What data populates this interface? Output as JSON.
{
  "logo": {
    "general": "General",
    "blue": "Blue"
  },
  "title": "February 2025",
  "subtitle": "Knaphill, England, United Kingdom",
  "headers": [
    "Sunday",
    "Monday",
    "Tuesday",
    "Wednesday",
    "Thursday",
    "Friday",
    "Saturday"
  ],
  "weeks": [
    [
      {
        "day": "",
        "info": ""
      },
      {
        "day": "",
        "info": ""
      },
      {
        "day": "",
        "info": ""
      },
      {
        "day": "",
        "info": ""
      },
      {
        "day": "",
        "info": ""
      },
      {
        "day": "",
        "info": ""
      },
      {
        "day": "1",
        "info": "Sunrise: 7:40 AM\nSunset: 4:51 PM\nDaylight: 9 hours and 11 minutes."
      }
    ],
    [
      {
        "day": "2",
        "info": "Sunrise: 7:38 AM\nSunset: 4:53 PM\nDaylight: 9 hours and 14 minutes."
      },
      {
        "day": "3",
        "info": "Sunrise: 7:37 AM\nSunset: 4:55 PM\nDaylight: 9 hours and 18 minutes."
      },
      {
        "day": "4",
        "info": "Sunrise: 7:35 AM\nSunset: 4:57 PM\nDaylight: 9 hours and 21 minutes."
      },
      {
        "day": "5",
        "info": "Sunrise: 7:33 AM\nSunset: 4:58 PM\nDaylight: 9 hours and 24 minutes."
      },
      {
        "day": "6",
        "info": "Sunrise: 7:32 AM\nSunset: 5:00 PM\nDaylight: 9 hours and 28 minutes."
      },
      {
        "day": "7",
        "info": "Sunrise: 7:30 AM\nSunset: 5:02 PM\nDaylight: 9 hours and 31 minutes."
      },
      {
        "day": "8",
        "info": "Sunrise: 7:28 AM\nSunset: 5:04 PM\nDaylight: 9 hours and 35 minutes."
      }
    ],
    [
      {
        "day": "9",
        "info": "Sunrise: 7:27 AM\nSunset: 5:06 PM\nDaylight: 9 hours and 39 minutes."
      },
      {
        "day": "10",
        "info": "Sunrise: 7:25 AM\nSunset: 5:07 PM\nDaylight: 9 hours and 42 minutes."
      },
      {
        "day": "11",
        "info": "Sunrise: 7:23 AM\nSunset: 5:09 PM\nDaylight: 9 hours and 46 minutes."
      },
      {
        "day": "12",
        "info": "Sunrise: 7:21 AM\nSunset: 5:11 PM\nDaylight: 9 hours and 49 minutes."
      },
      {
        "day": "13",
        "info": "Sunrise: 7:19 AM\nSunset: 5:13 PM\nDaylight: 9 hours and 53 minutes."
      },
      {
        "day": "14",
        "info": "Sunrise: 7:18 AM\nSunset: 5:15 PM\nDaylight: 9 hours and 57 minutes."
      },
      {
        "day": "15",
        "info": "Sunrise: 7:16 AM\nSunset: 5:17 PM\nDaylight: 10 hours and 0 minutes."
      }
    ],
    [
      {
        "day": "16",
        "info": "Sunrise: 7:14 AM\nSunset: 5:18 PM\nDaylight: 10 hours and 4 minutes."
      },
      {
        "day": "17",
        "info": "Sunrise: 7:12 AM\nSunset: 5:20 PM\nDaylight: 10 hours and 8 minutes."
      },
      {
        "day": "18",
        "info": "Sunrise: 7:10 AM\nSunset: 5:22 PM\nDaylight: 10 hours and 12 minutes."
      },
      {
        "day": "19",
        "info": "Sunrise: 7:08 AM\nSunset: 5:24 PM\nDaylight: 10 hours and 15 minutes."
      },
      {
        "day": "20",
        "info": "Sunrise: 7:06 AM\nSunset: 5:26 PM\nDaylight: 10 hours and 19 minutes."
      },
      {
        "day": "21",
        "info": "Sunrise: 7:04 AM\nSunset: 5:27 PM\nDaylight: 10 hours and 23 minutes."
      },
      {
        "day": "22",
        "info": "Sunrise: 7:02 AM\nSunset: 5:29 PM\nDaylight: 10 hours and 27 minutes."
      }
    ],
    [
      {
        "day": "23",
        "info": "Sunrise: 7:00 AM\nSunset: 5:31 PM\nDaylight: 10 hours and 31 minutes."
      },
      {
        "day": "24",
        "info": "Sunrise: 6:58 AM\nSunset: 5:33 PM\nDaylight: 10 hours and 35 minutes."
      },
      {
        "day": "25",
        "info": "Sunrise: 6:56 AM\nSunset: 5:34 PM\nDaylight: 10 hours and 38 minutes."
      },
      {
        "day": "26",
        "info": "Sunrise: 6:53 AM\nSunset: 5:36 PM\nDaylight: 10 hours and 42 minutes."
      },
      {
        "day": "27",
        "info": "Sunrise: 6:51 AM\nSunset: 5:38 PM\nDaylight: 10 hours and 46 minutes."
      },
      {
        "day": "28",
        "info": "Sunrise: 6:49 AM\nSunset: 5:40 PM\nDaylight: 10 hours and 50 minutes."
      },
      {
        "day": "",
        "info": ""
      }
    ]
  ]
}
☆ ☆ ☆ ☆ ☆ ☆ ☆
▶ [Given problem]: Write out the entries in full, exactly as given.

▶ [Answer to the problem]:
What data populates this interface? Output as JSON.
{
  "logo": {
    "general": "General",
    "blue": "Blue"
  },
  "title": "February 2025",
  "subtitle": "Knaphill, England, United Kingdom",
  "headers": [
    "Sunday",
    "Monday",
    "Tuesday",
    "Wednesday",
    "Thursday",
    "Friday",
    "Saturday"
  ],
  "weeks": [
    [
      {
        "day": "",
        "info": ""
      },
      {
        "day": "",
        "info": ""
      },
      {
        "day": "",
        "info": ""
      },
      {
        "day": "",
        "info": ""
      },
      {
        "day": "",
        "info": ""
      },
      {
        "day": "",
        "info": ""
      },
      {
        "day": "1",
        "info": "Sunrise: 7:40 AM\nSunset: 4:51 PM\nDaylight: 9 hours and 11 minutes."
      }
    ],
    [
      {
        "day": "2",
        "info": "Sunrise: 7:38 AM\nSunset: 4:53 PM\nDaylight: 9 hours and 14 minutes."
      },
      {
        "day": "3",
        "info": "Sunrise: 7:37 AM\nSunset: 4:55 PM\nDaylight: 9 hours and 18 minutes."
      },
      {
        "day": "4",
        "info": "Sunrise: 7:35 AM\nSunset: 4:57 PM\nDaylight: 9 hours and 21 minutes."
      },
      {
        "day": "5",
        "info": "Sunrise: 7:33 AM\nSunset: 4:58 PM\nDaylight: 9 hours and 24 minutes."
      },
      {
        "day": "6",
        "info": "Sunrise: 7:32 AM\nSunset: 5:00 PM\nDaylight: 9 hours and 28 minutes."
      },
      {
        "day": "7",
        "info": "Sunrise: 7:30 AM\nSunset: 5:02 PM\nDaylight: 9 hours and 31 minutes."
      },
      {
        "day": "8",
        "info": "Sunrise: 7:28 AM\nSunset: 5:04 PM\nDaylight: 9 hours and 35 minutes."
      }
    ],
    [
      {
        "day": "9",
        "info": "Sunrise: 7:27 AM\nSunset: 5:06 PM\nDaylight: 9 hours and 39 minutes."
      },
      {
        "day": "10",
        "info": "Sunrise: 7:25 AM\nSunset: 5:07 PM\nDaylight: 9 hours and 42 minutes."
      },
      {
        "day": "11",
        "info": "Sunrise: 7:23 AM\nSunset: 5:09 PM\nDaylight: 9 hours and 46 minutes."
      },
      {
        "day": "12",
        "info": "Sunrise: 7:21 AM\nSunset: 5:11 PM\nDaylight: 9 hours and 49 minutes."
      },
      {
        "day": "13",
        "info": "Sunrise: 7:19 AM\nSunset: 5:13 PM\nDaylight: 9 hours and 53 minutes."
      },
      {
        "day": "14",
        "info": "Sunrise: 7:18 AM\nSunset: 5:15 PM\nDaylight: 9 hours and 57 minutes."
      },
      {
        "day": "15",
        "info": "Sunrise: 7:16 AM\nSunset: 5:17 PM\nDaylight: 10 hours and 0 minutes."
      }
    ],
    [
      {
        "day": "16",
        "info": "Sunrise: 7:14 AM\nSunset: 5:18 PM\nDaylight: 10 hours and 4 minutes."
      },
      {
        "day": "17",
        "info": "Sunrise: 7:12 AM\nSunset: 5:20 PM\nDaylight: 10 hours and 8 minutes."
      },
      {
        "day": "18",
        "info": "Sunrise: 7:10 AM\nSunset: 5:22 PM\nDaylight: 10 hours and 12 minutes."
      },
      {
        "day": "19",
        "info": "Sunrise: 7:08 AM\nSunset: 5:24 PM\nDaylight: 10 hours and 15 minutes."
      },
      {
        "day": "20",
        "info": "Sunrise: 7:06 AM\nSunset: 5:26 PM\nDaylight: 10 hours and 19 minutes."
      },
      {
        "day": "21",
        "info": "Sunrise: 7:04 AM\nSunset: 5:27 PM\nDaylight: 10 hours and 23 minutes."
      },
      {
        "day": "22",
        "info": "Sunrise: 7:02 AM\nSunset: 5:29 PM\nDaylight: 10 hours and 27 minutes."
      }
    ],
    [
      {
        "day": "23",
        "info": "Sunrise: 7:00 AM\nSunset: 5:31 PM\nDaylight: 10 hours and 31 minutes."
      },
      {
        "day": "24",
        "info": "Sunrise: 6:58 AM\nSunset: 5:33 PM\nDaylight: 10 hours and 35 minutes."
      },
      {
        "day": "25",
        "info": "Sunrise: 6:56 AM\nSunset: 5:34 PM\nDaylight: 10 hours and 38 minutes."
      },
      {
        "day": "26",
        "info": "Sunrise: 6:53 AM\nSunset: 5:36 PM\nDaylight: 10 hours and 42 minutes."
      },
      {
        "day": "27",
        "info": "Sunrise: 6:51 AM\nSunset: 5:38 PM\nDaylight: 10 hours and 46 minutes."
      },
      {
        "day": "28",
        "info": "Sunrise: 6:49 AM\nSunset: 5:40 PM\nDaylight: 10 hours and 50 minutes."
      },
      {
        "day": "",
        "info": ""
      }
    ]
  ]
}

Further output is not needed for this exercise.